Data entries
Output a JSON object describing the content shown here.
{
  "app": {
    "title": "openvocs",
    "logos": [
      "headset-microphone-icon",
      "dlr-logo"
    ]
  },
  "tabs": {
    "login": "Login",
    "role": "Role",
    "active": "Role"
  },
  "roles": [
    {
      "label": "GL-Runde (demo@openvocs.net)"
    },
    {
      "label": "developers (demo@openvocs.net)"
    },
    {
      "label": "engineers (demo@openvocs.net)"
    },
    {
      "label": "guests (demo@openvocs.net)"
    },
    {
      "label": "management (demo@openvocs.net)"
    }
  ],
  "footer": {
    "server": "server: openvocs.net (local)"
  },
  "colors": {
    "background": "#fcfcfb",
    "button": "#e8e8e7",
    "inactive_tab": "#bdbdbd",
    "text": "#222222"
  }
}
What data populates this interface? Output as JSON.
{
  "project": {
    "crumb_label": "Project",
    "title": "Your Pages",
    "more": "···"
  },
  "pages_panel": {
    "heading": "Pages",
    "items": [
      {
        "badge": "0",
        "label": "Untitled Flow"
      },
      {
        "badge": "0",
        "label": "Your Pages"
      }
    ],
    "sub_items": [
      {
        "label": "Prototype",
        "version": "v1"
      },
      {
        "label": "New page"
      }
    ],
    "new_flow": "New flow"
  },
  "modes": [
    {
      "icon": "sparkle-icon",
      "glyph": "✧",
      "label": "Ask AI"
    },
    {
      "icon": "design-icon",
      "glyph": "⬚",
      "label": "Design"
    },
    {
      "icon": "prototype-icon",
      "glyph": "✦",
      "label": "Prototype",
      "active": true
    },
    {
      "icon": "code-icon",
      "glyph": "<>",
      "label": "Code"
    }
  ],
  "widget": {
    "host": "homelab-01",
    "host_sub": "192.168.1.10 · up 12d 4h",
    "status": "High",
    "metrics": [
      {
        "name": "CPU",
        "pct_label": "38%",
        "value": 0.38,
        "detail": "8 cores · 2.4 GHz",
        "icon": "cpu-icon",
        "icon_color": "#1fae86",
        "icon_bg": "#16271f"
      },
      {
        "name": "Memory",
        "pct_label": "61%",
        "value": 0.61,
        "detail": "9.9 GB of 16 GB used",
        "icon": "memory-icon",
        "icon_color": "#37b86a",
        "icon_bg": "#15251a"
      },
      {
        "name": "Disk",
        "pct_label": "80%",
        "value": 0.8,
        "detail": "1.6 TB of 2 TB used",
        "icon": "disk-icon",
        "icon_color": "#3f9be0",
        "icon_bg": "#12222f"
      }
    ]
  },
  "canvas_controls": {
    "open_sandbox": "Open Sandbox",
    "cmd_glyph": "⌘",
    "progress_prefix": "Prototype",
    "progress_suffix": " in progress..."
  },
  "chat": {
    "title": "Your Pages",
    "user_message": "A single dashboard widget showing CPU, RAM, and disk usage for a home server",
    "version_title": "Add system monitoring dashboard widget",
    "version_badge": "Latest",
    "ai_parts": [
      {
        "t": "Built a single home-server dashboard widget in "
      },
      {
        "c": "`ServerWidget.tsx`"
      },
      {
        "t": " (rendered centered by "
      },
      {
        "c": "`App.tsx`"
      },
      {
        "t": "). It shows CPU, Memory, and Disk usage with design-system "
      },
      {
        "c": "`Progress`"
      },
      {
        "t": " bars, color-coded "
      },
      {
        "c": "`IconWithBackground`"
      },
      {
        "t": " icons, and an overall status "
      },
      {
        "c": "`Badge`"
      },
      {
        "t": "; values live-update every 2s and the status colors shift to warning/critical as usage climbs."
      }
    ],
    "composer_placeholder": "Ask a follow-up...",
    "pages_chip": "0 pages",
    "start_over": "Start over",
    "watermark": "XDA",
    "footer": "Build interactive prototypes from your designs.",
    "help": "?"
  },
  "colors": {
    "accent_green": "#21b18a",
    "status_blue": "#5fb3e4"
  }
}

▸ OBJECTIVE
Write out every line of the material again, exactly as it reads.

▸ EXERCISE ANSWER
Output a JSON object describing the content shown here.
{
  "app": {
    "title": "openvocs",
    "logos": [
      "headset-microphone-icon",
      "dlr-logo"
    ]
  },
  "tabs": {
    "login": "Login",
    "role": "Role",
    "active": "Role"
  },
  "roles": [
    {
      "label": "GL-Runde (demo@openvocs.net)"
    },
    {
      "label": "developers (demo@openvocs.net)"
    },
    {
      "label": "engineers (demo@openvocs.net)"
    },
    {
      "label": "guests (demo@openvocs.net)"
    },
    {
      "label": "management (demo@openvocs.net)"
    }
  ],
  "footer": {
    "server": "server: openvocs.net (local)"
  },
  "colors": {
    "background": "#fcfcfb",
    "button": "#e8e8e7",
    "inactive_tab": "#bdbdbd",
    "text": "#222222"
  }
}
What data populates this interface? Output as JSON.
{
  "project": {
    "crumb_label": "Project",
    "title": "Your Pages",
    "more": "···"
  },
  "pages_panel": {
    "heading": "Pages",
    "items": [
      {
        "badge": "0",
        "label": "Untitled Flow"
      },
      {
        "badge": "0",
        "label": "Your Pages"
      }
    ],
    "sub_items": [
      {
        "label": "Prototype",
        "version": "v1"
      },
      {
        "label": "New page"
      }
    ],
    "new_flow": "New flow"
  },
  "modes": [
    {
      "icon": "sparkle-icon",
      "glyph": "✧",
      "label": "Ask AI"
    },
    {
      "icon": "design-icon",
      "glyph": "⬚",
      "label": "Design"
    },
    {
      "icon": "prototype-icon",
      "glyph": "✦",
      "label": "Prototype",
      "active": true
    },
    {
      "icon": "code-icon",
      "glyph": "<>",
      "label": "Code"
    }
  ],
  "widget": {
    "host": "homelab-01",
    "host_sub": "192.168.1.10 · up 12d 4h",
    "status": "High",
    "metrics": [
      {
        "name": "CPU",
        "pct_label": "38%",
        "value": 0.38,
        "detail": "8 cores · 2.4 GHz",
        "icon": "cpu-icon",
        "icon_color": "#1fae86",
        "icon_bg": "#16271f"
      },
      {
        "name": "Memory",
        "pct_label": "61%",
        "value": 0.61,
        "detail": "9.9 GB of 16 GB used",
        "icon": "memory-icon",
        "icon_color": "#37b86a",
        "icon_bg": "#15251a"
      },
      {
        "name": "Disk",
        "pct_label": "80%",
        "value": 0.8,
        "detail": "1.6 TB of 2 TB used",
        "icon": "disk-icon",
        "icon_color": "#3f9be0",
        "icon_bg": "#12222f"
      }
    ]
  },
  "canvas_controls": {
    "open_sandbox": "Open Sandbox",
    "cmd_glyph": "⌘",
    "progress_prefix": "Prototype",
    "progress_suffix": " in progress..."
  },
  "chat": {
    "title": "Your Pages",
    "user_message": "A single dashboard widget showing CPU, RAM, and disk usage for a home server",
    "version_title": "Add system monitoring dashboard widget",
    "version_badge": "Latest",
    "ai_parts": [
      {
        "t": "Built a single home-server dashboard widget in "
      },
      {
        "c": "`ServerWidget.tsx`"
      },
      {
        "t": " (rendered centered by "
      },
      {
        "c": "`App.tsx`"
      },
      {
        "t": "). It shows CPU, Memory, and Disk usage with design-system "
      },
      {
        "c": "`Progress`"
      },
      {
        "t": " bars, color-coded "
      },
      {
        "c": "`IconWithBackground`"
      },
      {
        "t": " icons, and an overall status "
      },
      {
        "c": "`Badge`"
      },
      {
        "t": "; values live-update every 2s and the status colors shift to warning/critical as usage climbs."
      }
    ],
    "composer_placeholder": "Ask a follow-up...",
    "pages_chip": "0 pages",
    "start_over": "Start over",
    "watermark": "XDA",
    "footer": "Build interactive prototypes from your designs.",
    "help": "?"
  },
  "colors": {
    "accent_green": "#21b18a",
    "status_blue": "#5fb3e4"
  }
}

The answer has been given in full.